[Extract]:

● ● ●

December 31, 2008 at 7:13 pm
andrewd.smith (12/23/2008)
Here's a method of calculating the Nth working day in the future without using a CTE or tally table.
DECLARE @days intSELECT @days = 10
DECLARE @inputDate datetime
SELECT @inputDate = '2008-12-23'
DECLARE @weekDay int
SELECT @weekDay = DATEDIFF(day, 0, @inputDate) % 7
/* @weekDay = 0 (Monday), 2 (Tuesday), ... , 5 (Saturday), 6 (Sunday) */
DECLARE @dayOffset int
SELECT @dayOffset = CASE @weekDay
WHEN 6 THEN @days + (@days / 5) * 2 /* Sunday */
WHEN 5 THEN 1 + @days + (@days / 5) * 2 /* Saturday */
ELSE @days + ((@days + @weekDay) / 5) * 2 END
SELECT DATEADD(day, @dayOffset, @inputDate)
The method only works if [font="Courier New"]@days > 0[/font].
If [font="Courier New"]@inputDate[/font] is guaranteed to be a working day (neither Saturday nor Sunday), then the expression simplifies to:
DECLARE @days intSELECT @days = 10
DECLARE @inputDate datetime
SELECT @inputDate = '2008-12-23'
SELECT DATEADD(day, @days + ((@days + DATEDIFF(day, 0, @inputDate) % 7 ) / 5) * 2, @inputDate)

● ● ●

[Collected material]:

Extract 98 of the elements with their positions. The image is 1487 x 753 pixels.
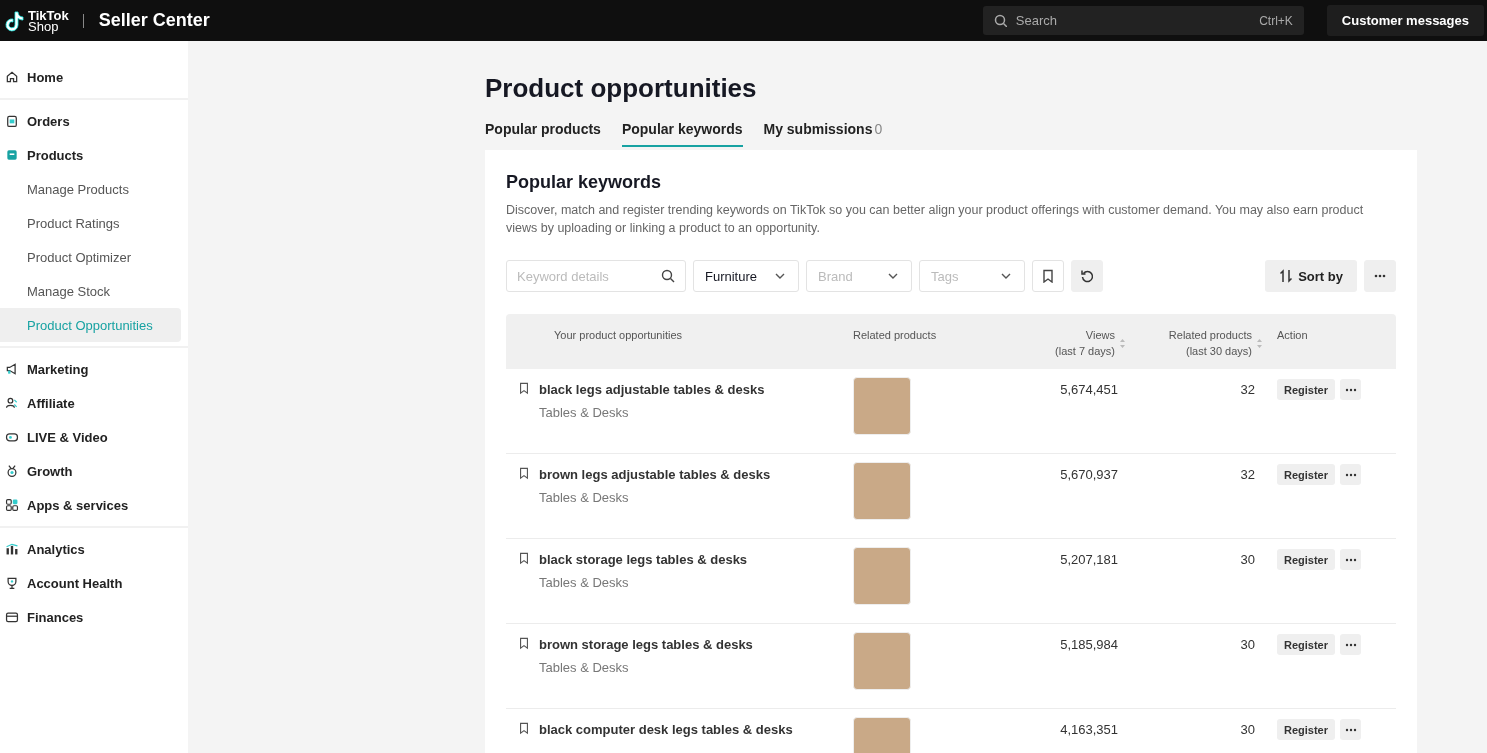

● ● ●

[The tasks]:
a) In the forum post's SQL comment, which @weekDay value stands for Sunday?
b) Reproduce the forum post word for word, everything from "Here's a method" down to "DATEADD(day, @dayOffset, @inputDate)".

[Correct answers]:
a) 6

b)
Here's a method of calculating the Nth working day in the future without using a CTE or tally table.
DECLARE @days intSELECT @days = 10
DECLARE @inputDate datetime
SELECT @inputDate = '2008-12-23'
DECLARE @weekDay int
SELECT @weekDay = DATEDIFF(day, 0, @inputDate) % 7
/* @weekDay = 0 (Monday), 2 (Tuesday), ... , 5 (Saturday), 6 (Sunday) */
DECLARE @dayOffset int
SELECT @dayOffset = CASE @weekDay
WHEN 6 THEN @days + (@days / 5) * 2 /* Sunday */
WHEN 5 THEN 1 + @days + (@days / 5) * 2 /* Saturday */
ELSE @days + ((@days + @weekDay) / 5) * 2 END
SELECT DATEADD(day, @dayOffset, @inputDate)